◆ The task ◆
All lines in which the word "Fare" occurs are to be extracted.

◆ Provided information ◆
□ □ □ □

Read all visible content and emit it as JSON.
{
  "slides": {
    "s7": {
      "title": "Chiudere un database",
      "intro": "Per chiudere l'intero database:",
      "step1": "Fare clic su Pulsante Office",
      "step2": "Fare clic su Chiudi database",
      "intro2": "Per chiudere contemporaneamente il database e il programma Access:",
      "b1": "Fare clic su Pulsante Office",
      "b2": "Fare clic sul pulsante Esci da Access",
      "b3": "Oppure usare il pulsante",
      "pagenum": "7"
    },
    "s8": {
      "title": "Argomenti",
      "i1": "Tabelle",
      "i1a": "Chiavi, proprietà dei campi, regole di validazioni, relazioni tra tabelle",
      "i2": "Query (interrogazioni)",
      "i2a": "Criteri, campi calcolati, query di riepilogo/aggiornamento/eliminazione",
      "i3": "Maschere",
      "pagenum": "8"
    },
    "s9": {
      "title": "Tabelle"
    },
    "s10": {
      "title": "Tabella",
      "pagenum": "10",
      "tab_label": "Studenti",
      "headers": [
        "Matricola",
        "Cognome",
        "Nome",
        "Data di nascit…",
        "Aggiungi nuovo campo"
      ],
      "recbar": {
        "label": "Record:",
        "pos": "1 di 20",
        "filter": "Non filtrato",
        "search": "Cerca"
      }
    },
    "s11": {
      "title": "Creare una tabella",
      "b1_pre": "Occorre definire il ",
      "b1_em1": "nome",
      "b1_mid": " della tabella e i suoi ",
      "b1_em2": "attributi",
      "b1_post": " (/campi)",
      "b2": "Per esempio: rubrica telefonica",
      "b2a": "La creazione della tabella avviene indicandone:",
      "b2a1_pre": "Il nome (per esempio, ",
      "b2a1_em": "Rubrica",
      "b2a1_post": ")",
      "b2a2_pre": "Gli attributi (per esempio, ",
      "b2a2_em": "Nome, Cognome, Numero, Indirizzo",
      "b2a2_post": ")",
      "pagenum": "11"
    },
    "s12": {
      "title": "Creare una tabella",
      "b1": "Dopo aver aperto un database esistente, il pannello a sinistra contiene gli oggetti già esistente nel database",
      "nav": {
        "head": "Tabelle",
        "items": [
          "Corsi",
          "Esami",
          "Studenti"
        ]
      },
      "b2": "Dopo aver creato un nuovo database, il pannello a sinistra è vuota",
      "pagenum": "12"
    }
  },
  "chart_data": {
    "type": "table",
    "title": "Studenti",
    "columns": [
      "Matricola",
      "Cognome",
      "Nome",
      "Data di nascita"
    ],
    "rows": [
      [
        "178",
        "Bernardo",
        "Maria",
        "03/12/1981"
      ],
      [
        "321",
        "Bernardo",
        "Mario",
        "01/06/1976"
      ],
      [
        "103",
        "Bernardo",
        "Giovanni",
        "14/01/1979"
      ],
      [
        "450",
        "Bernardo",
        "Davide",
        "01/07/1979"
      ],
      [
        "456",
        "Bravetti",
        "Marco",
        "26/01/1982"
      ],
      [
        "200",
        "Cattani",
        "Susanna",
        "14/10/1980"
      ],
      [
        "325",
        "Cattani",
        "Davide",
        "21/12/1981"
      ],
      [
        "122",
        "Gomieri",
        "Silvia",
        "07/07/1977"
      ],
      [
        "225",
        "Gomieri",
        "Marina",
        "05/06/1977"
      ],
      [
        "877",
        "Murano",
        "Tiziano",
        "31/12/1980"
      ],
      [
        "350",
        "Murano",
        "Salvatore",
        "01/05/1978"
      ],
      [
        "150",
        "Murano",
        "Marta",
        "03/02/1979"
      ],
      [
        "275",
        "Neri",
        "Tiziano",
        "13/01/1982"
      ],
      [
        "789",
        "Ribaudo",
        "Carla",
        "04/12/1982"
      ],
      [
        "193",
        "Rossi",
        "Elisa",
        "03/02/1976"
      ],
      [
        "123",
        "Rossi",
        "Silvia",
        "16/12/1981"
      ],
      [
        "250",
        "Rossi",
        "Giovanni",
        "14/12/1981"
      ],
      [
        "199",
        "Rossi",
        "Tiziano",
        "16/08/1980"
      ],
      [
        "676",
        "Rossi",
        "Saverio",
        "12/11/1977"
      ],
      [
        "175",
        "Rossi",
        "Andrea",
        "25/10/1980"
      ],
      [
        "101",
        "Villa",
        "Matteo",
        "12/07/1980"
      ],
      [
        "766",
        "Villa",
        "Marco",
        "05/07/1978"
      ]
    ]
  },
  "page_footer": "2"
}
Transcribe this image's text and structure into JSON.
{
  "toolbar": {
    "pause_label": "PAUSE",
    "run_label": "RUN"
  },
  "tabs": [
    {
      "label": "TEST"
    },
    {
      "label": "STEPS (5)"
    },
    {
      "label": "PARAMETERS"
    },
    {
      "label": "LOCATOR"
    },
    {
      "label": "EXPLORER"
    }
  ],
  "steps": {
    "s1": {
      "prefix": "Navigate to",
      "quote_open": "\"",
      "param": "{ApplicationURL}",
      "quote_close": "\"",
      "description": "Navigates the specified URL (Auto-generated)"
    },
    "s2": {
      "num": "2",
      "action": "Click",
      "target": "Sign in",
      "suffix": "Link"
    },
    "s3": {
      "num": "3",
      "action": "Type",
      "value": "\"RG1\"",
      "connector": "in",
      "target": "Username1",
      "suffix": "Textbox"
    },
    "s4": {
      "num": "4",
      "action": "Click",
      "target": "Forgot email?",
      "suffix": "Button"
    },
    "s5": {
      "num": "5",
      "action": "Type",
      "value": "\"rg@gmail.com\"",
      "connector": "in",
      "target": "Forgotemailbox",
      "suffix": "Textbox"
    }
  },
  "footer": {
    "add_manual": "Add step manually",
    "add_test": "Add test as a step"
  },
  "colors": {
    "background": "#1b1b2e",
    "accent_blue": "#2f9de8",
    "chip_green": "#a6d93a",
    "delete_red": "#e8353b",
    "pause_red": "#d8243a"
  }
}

□ □ □ □

◆ Correct response ◆
      "step1": "Fare clic su Pulsante Office",
      "step2": "Fare clic su Chiudi database",
      "b1": "Fare clic su Pulsante Office",
      "b2": "Fare clic sul pulsante Esci da Access",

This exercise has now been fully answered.